▶ [REQUIRED TASK]:
Gather all lines with "organization" from the records.

Collection entries
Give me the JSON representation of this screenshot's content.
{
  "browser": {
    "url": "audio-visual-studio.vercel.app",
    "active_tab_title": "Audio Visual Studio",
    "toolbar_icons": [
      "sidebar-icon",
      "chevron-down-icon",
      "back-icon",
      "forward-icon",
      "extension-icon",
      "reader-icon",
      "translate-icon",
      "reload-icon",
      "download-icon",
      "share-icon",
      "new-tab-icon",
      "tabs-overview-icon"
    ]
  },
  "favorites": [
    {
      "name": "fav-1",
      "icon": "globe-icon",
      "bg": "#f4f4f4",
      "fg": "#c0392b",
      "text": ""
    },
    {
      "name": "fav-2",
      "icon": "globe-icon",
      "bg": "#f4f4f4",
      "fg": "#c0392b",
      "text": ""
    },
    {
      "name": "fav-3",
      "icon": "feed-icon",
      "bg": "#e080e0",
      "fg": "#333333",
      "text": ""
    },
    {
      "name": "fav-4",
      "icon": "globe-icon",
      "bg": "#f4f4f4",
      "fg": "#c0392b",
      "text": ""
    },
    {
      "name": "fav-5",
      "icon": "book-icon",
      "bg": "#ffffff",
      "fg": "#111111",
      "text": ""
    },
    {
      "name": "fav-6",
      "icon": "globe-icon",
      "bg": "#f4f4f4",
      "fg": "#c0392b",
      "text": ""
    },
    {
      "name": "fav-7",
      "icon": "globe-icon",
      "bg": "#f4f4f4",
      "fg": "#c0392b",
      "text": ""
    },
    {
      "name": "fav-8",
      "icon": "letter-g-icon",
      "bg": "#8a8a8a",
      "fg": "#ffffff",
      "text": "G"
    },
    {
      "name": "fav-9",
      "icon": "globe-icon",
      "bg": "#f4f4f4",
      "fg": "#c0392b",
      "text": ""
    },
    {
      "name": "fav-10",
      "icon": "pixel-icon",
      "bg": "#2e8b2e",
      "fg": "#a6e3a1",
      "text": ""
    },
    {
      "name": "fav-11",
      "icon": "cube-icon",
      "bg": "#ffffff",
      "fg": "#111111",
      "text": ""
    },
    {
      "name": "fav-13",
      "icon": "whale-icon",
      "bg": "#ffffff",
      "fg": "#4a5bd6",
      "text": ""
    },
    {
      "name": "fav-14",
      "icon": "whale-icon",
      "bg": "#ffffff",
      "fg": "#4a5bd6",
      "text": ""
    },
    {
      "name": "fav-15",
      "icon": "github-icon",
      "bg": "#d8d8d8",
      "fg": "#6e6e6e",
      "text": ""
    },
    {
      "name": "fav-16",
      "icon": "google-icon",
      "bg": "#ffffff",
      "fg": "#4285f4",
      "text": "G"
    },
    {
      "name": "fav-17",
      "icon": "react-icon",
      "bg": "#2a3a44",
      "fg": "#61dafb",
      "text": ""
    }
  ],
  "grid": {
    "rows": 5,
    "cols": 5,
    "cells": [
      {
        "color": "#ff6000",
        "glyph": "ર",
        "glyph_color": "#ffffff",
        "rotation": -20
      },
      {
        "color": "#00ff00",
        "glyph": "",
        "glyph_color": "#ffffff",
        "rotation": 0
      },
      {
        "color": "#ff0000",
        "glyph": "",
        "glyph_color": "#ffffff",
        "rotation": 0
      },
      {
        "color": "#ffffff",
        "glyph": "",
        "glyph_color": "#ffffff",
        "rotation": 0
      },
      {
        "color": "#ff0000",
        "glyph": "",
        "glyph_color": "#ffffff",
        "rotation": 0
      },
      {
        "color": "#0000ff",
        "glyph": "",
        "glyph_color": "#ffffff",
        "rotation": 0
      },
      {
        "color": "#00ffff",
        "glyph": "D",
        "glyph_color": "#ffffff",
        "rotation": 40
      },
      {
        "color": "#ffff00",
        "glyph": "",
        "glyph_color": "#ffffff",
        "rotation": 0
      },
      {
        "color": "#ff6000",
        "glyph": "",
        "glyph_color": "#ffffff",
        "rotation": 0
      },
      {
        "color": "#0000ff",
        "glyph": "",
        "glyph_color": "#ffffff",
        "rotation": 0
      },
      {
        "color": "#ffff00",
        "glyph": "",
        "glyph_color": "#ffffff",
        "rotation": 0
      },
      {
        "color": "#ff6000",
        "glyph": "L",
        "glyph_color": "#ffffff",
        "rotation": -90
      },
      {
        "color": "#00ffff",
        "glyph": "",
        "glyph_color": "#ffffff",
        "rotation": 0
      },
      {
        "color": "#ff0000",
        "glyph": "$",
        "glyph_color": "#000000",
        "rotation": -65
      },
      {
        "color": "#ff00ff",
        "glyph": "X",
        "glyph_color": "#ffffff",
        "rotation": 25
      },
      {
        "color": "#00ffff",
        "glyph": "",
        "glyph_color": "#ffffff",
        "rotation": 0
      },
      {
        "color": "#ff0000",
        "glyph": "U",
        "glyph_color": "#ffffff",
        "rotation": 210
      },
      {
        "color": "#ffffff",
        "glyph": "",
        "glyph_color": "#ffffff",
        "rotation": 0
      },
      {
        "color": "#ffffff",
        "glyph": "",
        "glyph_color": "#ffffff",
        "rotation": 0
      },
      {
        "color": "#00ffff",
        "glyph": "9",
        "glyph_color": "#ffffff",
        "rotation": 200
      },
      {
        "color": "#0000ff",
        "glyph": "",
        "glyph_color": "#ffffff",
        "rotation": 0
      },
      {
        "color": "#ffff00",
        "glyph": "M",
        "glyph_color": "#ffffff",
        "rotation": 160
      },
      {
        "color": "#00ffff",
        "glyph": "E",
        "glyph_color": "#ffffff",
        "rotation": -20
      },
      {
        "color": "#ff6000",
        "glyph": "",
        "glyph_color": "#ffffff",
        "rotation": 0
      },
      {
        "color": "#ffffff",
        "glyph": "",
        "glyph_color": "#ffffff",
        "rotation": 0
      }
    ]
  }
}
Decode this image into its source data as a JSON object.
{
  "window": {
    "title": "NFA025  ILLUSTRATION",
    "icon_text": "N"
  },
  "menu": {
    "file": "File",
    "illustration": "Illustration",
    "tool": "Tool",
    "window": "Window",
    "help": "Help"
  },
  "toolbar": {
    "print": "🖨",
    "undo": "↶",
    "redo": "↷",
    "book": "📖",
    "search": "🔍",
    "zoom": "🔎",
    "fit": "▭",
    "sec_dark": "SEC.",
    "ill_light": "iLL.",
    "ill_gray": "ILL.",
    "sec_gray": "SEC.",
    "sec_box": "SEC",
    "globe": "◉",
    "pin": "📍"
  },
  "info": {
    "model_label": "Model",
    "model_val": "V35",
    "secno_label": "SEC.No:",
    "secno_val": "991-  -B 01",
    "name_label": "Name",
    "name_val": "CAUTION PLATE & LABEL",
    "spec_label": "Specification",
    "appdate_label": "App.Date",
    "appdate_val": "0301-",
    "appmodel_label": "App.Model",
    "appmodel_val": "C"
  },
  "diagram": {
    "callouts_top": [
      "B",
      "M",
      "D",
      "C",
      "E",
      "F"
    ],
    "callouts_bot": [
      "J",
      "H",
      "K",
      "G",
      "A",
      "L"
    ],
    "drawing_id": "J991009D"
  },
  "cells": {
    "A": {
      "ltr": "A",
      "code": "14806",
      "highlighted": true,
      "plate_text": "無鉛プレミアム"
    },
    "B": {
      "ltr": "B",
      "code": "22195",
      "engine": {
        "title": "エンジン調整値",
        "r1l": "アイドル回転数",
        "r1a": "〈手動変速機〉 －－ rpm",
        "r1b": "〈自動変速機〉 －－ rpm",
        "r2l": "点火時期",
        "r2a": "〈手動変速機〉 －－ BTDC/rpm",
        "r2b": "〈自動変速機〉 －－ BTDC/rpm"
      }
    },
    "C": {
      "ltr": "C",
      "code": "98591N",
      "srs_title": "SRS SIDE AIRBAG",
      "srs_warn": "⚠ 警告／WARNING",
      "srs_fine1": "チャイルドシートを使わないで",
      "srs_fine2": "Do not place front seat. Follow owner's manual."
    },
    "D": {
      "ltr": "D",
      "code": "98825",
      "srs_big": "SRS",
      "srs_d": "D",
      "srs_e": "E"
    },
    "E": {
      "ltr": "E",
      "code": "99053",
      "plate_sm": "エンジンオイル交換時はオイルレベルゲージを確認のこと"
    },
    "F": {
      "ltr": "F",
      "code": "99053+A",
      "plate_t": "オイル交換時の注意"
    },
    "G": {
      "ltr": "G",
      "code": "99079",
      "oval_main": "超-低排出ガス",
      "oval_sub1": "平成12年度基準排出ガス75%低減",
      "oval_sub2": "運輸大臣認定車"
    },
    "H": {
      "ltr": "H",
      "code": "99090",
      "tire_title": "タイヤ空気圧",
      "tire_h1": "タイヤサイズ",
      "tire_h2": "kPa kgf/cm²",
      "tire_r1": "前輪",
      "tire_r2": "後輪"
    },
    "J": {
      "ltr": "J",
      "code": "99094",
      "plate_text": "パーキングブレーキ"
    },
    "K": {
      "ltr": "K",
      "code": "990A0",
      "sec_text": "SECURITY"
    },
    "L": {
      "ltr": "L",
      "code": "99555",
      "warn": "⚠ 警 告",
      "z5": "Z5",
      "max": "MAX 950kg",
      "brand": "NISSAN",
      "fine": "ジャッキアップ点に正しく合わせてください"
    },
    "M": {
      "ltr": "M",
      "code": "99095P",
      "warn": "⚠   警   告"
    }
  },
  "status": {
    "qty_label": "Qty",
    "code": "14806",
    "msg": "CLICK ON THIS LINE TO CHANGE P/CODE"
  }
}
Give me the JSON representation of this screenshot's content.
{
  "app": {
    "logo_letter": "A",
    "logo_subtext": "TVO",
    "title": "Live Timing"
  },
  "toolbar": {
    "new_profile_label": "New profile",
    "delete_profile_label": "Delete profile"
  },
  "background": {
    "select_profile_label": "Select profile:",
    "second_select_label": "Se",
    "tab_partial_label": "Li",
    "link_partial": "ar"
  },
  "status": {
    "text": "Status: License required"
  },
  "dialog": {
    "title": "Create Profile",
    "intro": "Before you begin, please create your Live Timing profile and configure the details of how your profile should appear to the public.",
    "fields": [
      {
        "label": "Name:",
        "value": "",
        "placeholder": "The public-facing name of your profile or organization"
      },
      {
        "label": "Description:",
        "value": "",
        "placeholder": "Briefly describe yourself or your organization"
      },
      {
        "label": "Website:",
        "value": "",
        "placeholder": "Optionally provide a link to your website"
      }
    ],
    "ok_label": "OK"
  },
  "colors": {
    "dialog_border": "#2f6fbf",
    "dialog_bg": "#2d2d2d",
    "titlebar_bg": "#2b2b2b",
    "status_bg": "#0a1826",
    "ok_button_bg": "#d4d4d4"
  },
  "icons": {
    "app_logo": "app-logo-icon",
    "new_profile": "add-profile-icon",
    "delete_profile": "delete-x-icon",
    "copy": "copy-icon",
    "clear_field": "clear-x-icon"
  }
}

▶ [EXERCISE OUTPUT]:
        "placeholder": "The public-facing name of your profile or organization"
        "placeholder": "Briefly describe yourself or your organization"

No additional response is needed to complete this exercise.